Gather all lines in the records below that include the word "Здесь".

- **The data**:
--------------------------------------------------
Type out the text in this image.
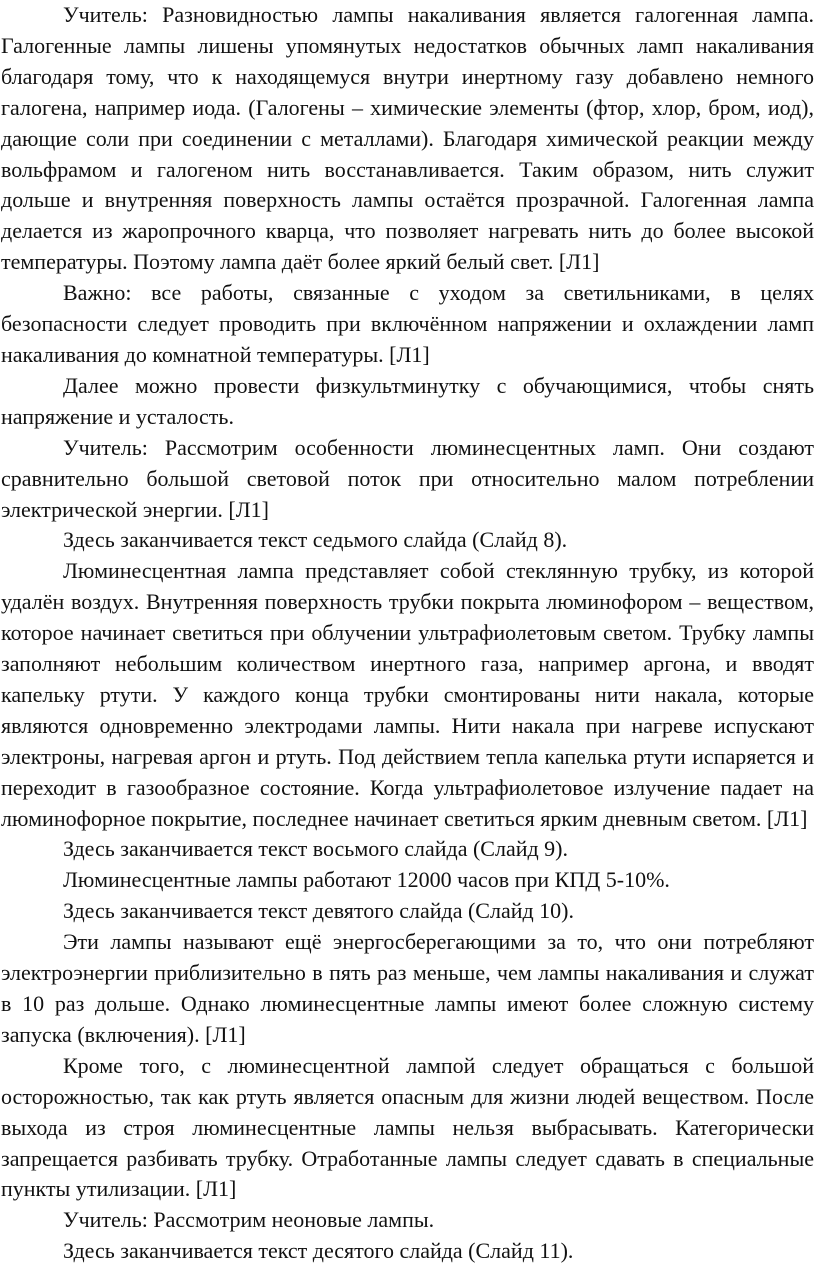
Учитель: Разновидностью лампы накаливания является галогенная лампа. Галогенные лампы лишены упомянутых недостатков обычных ламп накаливания благодаря тому, что к находящемуся внутри инертному газу добавлено немного галогена, например иода. (Галогены – химические элементы (фтор, хлор, бром, иод), дающие соли при соединении с металлами). Благодаря химической реакции между вольфрамом и галогеном нить восстанавливается. Таким образом, нить служит дольше и внутренняя поверхность лампы остаётся прозрачной. Галогенная лампа делается из жаропрочного кварца, что позволяет нагревать нить до более высокой температуры. Поэтому лампа даёт более яркий белый свет. [Л1]

Важно: все работы, связанные с уходом за светильниками, в целях безопасности следует проводить при включённом напряжении и охлаждении ламп накаливания до комнатной температуры. [Л1]

Далее можно провести физкультминутку с обучающимися, чтобы снять напряжение и усталость.

Учитель: Рассмотрим особенности люминесцентных ламп. Они создают сравнительно большой световой поток при относительно малом потреблении электрической энергии. [Л1]

Здесь заканчивается текст седьмого слайда (Слайд 8).

Люминесцентная лампа представляет собой стеклянную трубку, из которой удалён воздух. Внутренняя поверхность трубки покрыта люминофором – веществом, которое начинает светиться при облучении ультрафиолетовым светом. Трубку лампы заполняют небольшим количеством инертного газа, например аргона, и вводят капельку ртути. У каждого конца трубки смонтированы нити накала, которые являются одновременно электродами лампы. Нити накала при нагреве испускают электроны, нагревая аргон и ртуть. Под действием тепла капелька ртути испаряется и переходит в газообразное состояние. Когда ультрафиолетовое излучение падает на люминофорное покрытие, последнее начинает светиться ярким дневным светом. [Л1]

Здесь заканчивается текст восьмого слайда (Слайд 9).

Люминесцентные лампы работают 12000 часов при КПД 5-10%.

Здесь заканчивается текст девятого слайда (Слайд 10).

Эти лампы называют ещё энергосберегающими за то, что они потребляют электроэнергии приблизительно в пять раз меньше, чем лампы накаливания и служат в 10 раз дольше. Однако люминесцентные лампы имеют более сложную систему запуска (включения). [Л1]

Кроме того, с люминесцентной лампой следует обращаться с большой осторожностью, так как ртуть является опасным для жизни людей веществом. После выхода из строя люминесцентные лампы нельзя выбрасывать. Категорически запрещается разбивать трубку. Отработанные лампы следует сдавать в специальные пункты утилизации. [Л1]

Учитель: Рассмотрим неоновые лампы.

Здесь заканчивается текст десятого слайда (Слайд 11).
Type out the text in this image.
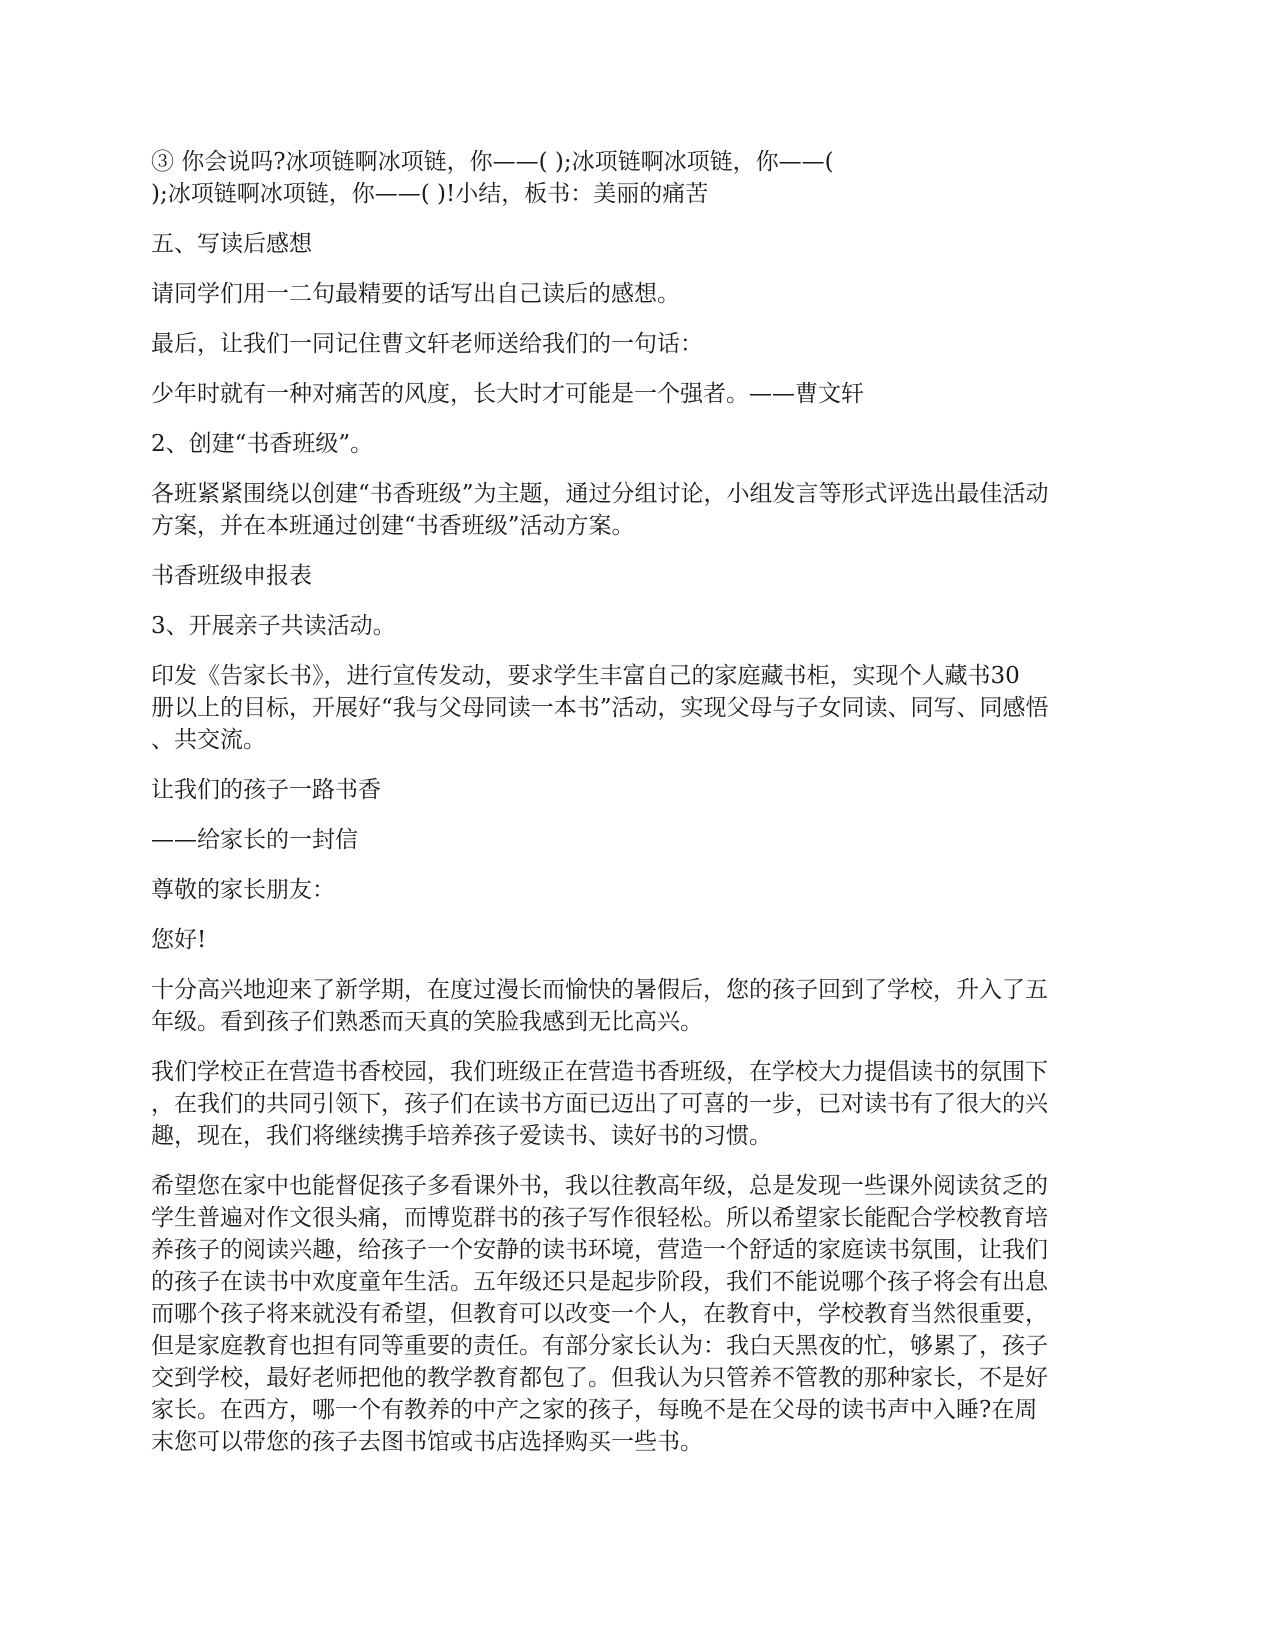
③ 你会说吗?冰项链啊冰项链，你——( );冰项链啊冰项链，你——(
);冰项链啊冰项链，你——( )!小结，板书：美丽的痛苦

五、写读后感想

请同学们用一二句最精要的话写出自己读后的感想。

最后，让我们一同记住曹文轩老师送给我们的一句话：

少年时就有一种对痛苦的风度，长大时才可能是一个强者。——曹文轩

2、创建“书香班级”。

各班紧紧围绕以创建“书香班级”为主题，通过分组讨论，小组发言等形式评选出最佳活动
方案，并在本班通过创建“书香班级”活动方案。

书香班级申报表

3、开展亲子共读活动。

印发《告家长书》，进行宣传发动，要求学生丰富自己的家庭藏书柜，实现个人藏书30
册以上的目标，开展好“我与父母同读一本书”活动，实现父母与子女同读、同写、同感悟
、共交流。

让我们的孩子一路书香

——给家长的一封信

尊敬的家长朋友：

您好!

十分高兴地迎来了新学期，在度过漫长而愉快的暑假后，您的孩子回到了学校，升入了五
年级。看到孩子们熟悉而天真的笑脸我感到无比高兴。

我们学校正在营造书香校园，我们班级正在营造书香班级，在学校大力提倡读书的氛围下
，在我们的共同引领下，孩子们在读书方面已迈出了可喜的一步，已对读书有了很大的兴
趣，现在，我们将继续携手培养孩子爱读书、读好书的习惯。

希望您在家中也能督促孩子多看课外书，我以往教高年级，总是发现一些课外阅读贫乏的
学生普遍对作文很头痛，而博览群书的孩子写作很轻松。所以希望家长能配合学校教育培
养孩子的阅读兴趣，给孩子一个安静的读书环境，营造一个舒适的家庭读书氛围，让我们
的孩子在读书中欢度童年生活。五年级还只是起步阶段，我们不能说哪个孩子将会有出息
而哪个孩子将来就没有希望，但教育可以改变一个人，在教育中，学校教育当然很重要，
但是家庭教育也担有同等重要的责任。有部分家长认为：我白天黑夜的忙，够累了，孩子
交到学校，最好老师把他的教学教育都包了。但我认为只管养不管教的那种家长，不是好
家长。在西方，哪一个有教养的中产之家的孩子，每晚不是在父母的读书声中入睡?在周
末您可以带您的孩子去图书馆或书店选择购买一些书。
--------------------------------------------------
- **Written reply**:
Здесь заканчивается текст седьмого слайда (Слайд 8).
Здесь заканчивается текст восьмого слайда (Слайд 9).
Здесь заканчивается текст девятого слайда (Слайд 10).
Здесь заканчивается текст десятого слайда (Слайд 11).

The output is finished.